*THE PROBLEM*: Find the string "isikan" in the data, then copy every line where it is found.

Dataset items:
§

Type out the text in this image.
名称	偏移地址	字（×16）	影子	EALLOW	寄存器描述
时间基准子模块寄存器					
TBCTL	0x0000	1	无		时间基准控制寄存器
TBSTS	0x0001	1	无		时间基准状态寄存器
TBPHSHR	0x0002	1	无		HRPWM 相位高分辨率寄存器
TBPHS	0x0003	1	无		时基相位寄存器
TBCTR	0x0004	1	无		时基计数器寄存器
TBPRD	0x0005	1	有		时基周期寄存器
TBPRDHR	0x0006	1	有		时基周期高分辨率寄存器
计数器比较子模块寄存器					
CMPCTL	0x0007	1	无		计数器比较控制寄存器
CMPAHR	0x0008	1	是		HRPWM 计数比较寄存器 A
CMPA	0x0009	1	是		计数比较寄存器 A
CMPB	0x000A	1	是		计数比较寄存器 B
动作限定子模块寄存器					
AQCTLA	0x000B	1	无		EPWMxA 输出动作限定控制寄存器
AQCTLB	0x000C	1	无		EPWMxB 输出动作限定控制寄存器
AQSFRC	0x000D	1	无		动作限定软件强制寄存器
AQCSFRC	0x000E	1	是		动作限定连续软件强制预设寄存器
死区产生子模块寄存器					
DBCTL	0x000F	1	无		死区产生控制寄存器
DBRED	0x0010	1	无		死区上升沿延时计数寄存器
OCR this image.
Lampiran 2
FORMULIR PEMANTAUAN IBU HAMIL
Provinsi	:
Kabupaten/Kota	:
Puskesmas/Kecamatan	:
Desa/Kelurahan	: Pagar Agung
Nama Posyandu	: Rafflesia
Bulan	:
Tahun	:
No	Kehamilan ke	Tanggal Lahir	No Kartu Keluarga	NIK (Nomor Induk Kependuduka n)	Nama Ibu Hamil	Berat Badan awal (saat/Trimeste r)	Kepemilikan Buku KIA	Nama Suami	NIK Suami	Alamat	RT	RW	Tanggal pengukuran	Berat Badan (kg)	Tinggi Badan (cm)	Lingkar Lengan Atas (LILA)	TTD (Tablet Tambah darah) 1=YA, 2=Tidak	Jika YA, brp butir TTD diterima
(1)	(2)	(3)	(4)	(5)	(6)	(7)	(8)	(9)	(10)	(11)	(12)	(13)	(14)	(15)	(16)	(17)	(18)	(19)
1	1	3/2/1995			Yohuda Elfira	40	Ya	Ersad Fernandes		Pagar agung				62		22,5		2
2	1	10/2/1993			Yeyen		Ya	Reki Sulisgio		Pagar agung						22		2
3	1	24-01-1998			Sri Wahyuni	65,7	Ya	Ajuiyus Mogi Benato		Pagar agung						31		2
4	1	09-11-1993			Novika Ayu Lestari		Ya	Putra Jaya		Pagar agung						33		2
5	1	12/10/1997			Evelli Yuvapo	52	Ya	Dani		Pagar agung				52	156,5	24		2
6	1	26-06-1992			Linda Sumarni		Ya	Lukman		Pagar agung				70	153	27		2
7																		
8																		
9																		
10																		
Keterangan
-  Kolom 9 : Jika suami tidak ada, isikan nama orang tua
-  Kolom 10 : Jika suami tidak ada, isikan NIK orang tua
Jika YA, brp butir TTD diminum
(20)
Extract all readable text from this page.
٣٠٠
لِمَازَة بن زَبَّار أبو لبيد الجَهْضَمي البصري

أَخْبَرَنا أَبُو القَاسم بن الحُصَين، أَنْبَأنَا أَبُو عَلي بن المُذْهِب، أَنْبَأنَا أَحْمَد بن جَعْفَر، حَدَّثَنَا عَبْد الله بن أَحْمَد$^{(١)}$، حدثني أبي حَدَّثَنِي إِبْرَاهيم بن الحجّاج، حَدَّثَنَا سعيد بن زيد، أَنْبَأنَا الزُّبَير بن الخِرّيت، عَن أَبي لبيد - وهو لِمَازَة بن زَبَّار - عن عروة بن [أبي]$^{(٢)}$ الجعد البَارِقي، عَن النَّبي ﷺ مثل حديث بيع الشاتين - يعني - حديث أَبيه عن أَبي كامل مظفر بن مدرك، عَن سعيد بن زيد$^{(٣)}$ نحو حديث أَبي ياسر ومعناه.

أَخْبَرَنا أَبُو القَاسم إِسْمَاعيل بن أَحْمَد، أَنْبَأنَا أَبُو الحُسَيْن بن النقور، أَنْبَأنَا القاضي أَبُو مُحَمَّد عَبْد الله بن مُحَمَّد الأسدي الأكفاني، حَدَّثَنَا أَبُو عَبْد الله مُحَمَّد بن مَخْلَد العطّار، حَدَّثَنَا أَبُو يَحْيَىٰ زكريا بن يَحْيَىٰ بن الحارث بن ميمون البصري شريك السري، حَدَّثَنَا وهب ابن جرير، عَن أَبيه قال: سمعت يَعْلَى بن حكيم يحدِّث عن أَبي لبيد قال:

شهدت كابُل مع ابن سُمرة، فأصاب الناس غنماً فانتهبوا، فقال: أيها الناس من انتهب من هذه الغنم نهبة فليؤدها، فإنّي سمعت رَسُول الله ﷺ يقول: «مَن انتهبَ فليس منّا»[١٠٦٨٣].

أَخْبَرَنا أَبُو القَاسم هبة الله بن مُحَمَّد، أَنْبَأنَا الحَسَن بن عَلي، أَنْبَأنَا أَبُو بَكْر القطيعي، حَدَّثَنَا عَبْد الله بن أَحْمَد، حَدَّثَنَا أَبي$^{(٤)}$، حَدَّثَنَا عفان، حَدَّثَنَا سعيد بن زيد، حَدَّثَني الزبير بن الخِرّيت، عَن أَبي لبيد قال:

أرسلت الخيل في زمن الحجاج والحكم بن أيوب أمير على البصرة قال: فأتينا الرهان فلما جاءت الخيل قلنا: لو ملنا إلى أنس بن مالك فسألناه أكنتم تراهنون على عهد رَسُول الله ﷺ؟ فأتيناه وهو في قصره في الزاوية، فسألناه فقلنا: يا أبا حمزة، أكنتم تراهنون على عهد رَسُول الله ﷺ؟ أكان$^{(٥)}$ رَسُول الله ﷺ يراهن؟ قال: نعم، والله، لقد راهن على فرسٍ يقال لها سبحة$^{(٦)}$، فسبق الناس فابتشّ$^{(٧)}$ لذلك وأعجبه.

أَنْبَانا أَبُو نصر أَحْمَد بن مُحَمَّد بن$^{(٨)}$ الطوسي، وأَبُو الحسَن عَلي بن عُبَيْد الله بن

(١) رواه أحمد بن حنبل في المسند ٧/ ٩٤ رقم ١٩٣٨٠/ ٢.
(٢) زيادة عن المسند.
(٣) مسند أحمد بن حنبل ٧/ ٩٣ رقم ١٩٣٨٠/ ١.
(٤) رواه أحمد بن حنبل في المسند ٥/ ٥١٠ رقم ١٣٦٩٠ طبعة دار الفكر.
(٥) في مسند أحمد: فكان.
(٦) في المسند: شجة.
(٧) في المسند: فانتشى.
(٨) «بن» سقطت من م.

§

*COMPLETE RESPONSE*:
-  Kolom 9 : Jika suami tidak ada, isikan nama orang tua
-  Kolom 10 : Jika suami tidak ada, isikan NIK orang tua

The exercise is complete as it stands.